= Provided text =
Run To Me is a Philippine romantic comedy drama television streaming miniseries produced under the collaboration between Dreamscape Entertainment, iWantTFC, and social networking service Kumu, starring KD Estrada and Alexa Ilacad in their first main role as a loveteam. It was directed by Dwein Ruedas Baltazar.

The series premiered from May 20 to June 24, 2022 on Kumu and May 21 to June 25, 2022 on iWantTFC.

Premise
Jewel is introduced as "Ms. Perfect" and Wilson as "Mr. Perfect Son." Jewel is enjoying a successful career online, but craves for the love and affection from her mother; Wilson is struggling to make it in the digital scene for his ailing mother, yet receives all the love from her. The two cross paths in a "not-so-perfect situation" after he tries to rescue her from kidnappers. However, what he doesn't know is that it was a staged kidnap, which she planned herself. As two hearts run into each other, will they be able to find the love that they're longing for?

Cast and characters

Main cast
KD Estrada as Wilson
Alexa Ilacad as Jewel

Supporting cast
Nikki Valdez as Mami Bebot†
Mickey Ferriols as Emerald
CJ Navato as Dranreb
Malou Crisologo as Manang Bertha
Peewee O'Hara as Lola Carol
Karl Gabriel as Aion
Ivan Carapiet as Guillermo
Margaux Montaña as Vanessa
Henz Villaraiz as Pogi
Matty Juniosa as Kimba
Sean Tristan as Diamond
Haira Palaguitto as Lyn
 Alexa Macanan as Claudine
 Ross Pesigan as Boy Batak
 Jess Mendoza as Kuya Barry
 Madam Inutz as Nanet

Episodes
Kumu shows one episode first in advance before its streaming availability on iWantTFC.

Special

Official soundtrack 

The official soundtrack for the series was released on May 27, 2022, and consists of tracks mostly composed by Ilacad with contributions from Estrada and Gracenote lead vocalist Eunice Jorge including two earlier released singles "Misteryo" and "When I See You Again". All tracks except for one were composed during the pair's time in Pinoy Big Brother: Kumunity Season 10.

Just after its release, the official soundtrack ranked Number 1 in the iTunes Philippines chart, with all of its tracks placed in the Top 10 songs chart at one point.

Production

Background
Along with the announcement of Closer: the KDLex Fan Con, a new series was being teased by Dreamscape Entertainment first known as More Than Words in January 2022.

= Given problem 1 =
Please list every company or service the Run To Me article names as collaborating to produce the miniseries.
= Given problem 2 =
In the records, replace "partition" with "divider" in the lines starting at the one containing "rimessa-door-fill [244, 253, 250, 283]" and ending at the one containing "label-magazzino-2: Magazzino [387, 141, 443, 153]". Output only those lines, with nothing else changed.
The article and the records below it are unrelated pieces of material.

= Task data =
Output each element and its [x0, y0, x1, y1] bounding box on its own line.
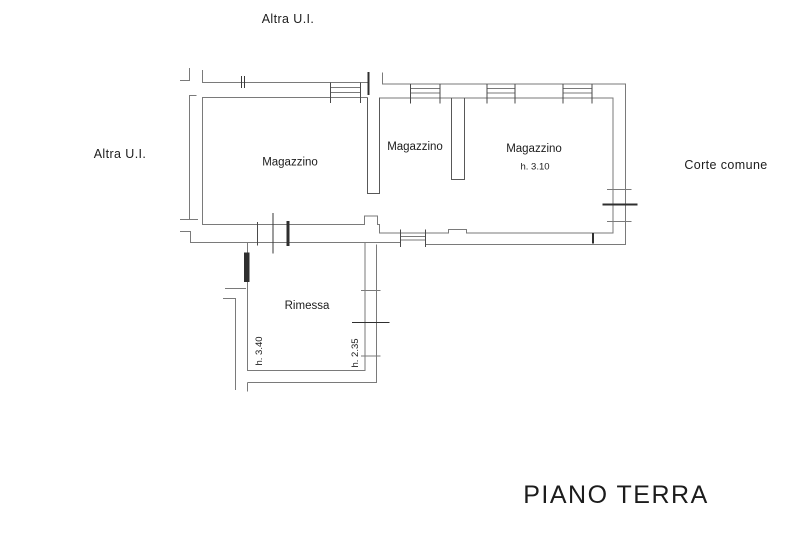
rimessa-door-fill [244, 253, 250, 283]
label-rimessa: Rimessa [285, 300, 330, 312]
partition-mag1-mag2 [368, 98, 380, 194]
label-magazzino-3-height: h. 3.10 [520, 162, 549, 173]
label-magazzino-2: Magazzino [387, 141, 443, 153]
top-wall-outer-left [203, 70, 368, 83]
window-jambs [401, 230, 426, 248]
window-jambs [361, 291, 381, 357]
main-block-walls [180, 68, 626, 245]
label-altra-ui-left: Altra U.I. [94, 147, 147, 161]
window-symbol-right-wall [603, 190, 638, 222]
door-symbol-magazzino-rimessa [258, 213, 289, 254]
window-jambs [487, 84, 515, 104]
window-symbol-top-1 [331, 83, 361, 104]
label-corte-comune: Corte comune [684, 158, 767, 172]
window-hatch [487, 89, 515, 94]
window-symbol-bottom-wall [401, 230, 426, 248]
neighbor-boundary-marks [223, 289, 246, 391]
window-jambs [411, 84, 441, 104]
rimessa-walls [248, 243, 377, 392]
floor-plan-canvas: Altra U.I. Altra U.I. Corte comune Magaz… [0, 0, 800, 533]
window-hatch [411, 89, 441, 94]
label-magazzino-3: Magazzino [506, 143, 562, 155]
left-boundary-wall [180, 96, 198, 220]
partition-mag2-mag3 [452, 98, 465, 180]
label-altra-ui-top: Altra U.I. [262, 12, 315, 26]
window-hatch [401, 237, 426, 241]
label-rimessa-height-left: h. 3.40 [254, 336, 265, 365]
window-jambs [563, 84, 592, 104]
label-magazzino-1: Magazzino [262, 157, 318, 169]
window-symbol-top-2 [411, 84, 441, 104]
floor-plan-drawing: Altra U.I. Altra U.I. Corte comune Magaz… [0, 0, 800, 533]
window-symbol-top-3 [487, 84, 515, 104]
plan-title: PIANO TERRA [523, 481, 709, 509]
window-hatch [563, 89, 592, 94]
altra-ui-corner-mark [180, 68, 190, 81]
window-hatch [331, 88, 361, 93]
window-symbol-top-4 [563, 84, 592, 104]
neighbor-wall [223, 299, 236, 391]
window-jambs [607, 190, 632, 222]
label-rimessa-height-right: h. 2.35 [350, 338, 361, 367]
bottom-wall-outer-left [180, 232, 401, 243]
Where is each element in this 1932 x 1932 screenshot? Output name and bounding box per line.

= Correct response 1 =
Dreamscape Entertainment, iWantTFC, Kumu

= Correct response 2 =
rimessa-door-fill [244, 253, 250, 283]
label-rimessa: Rimessa [285, 300, 330, 312]
divider-mag1-mag2 [368, 98, 380, 194]
label-magazzino-3-height: h. 3.10 [520, 162, 549, 173]
label-magazzino-2: Magazzino [387, 141, 443, 153]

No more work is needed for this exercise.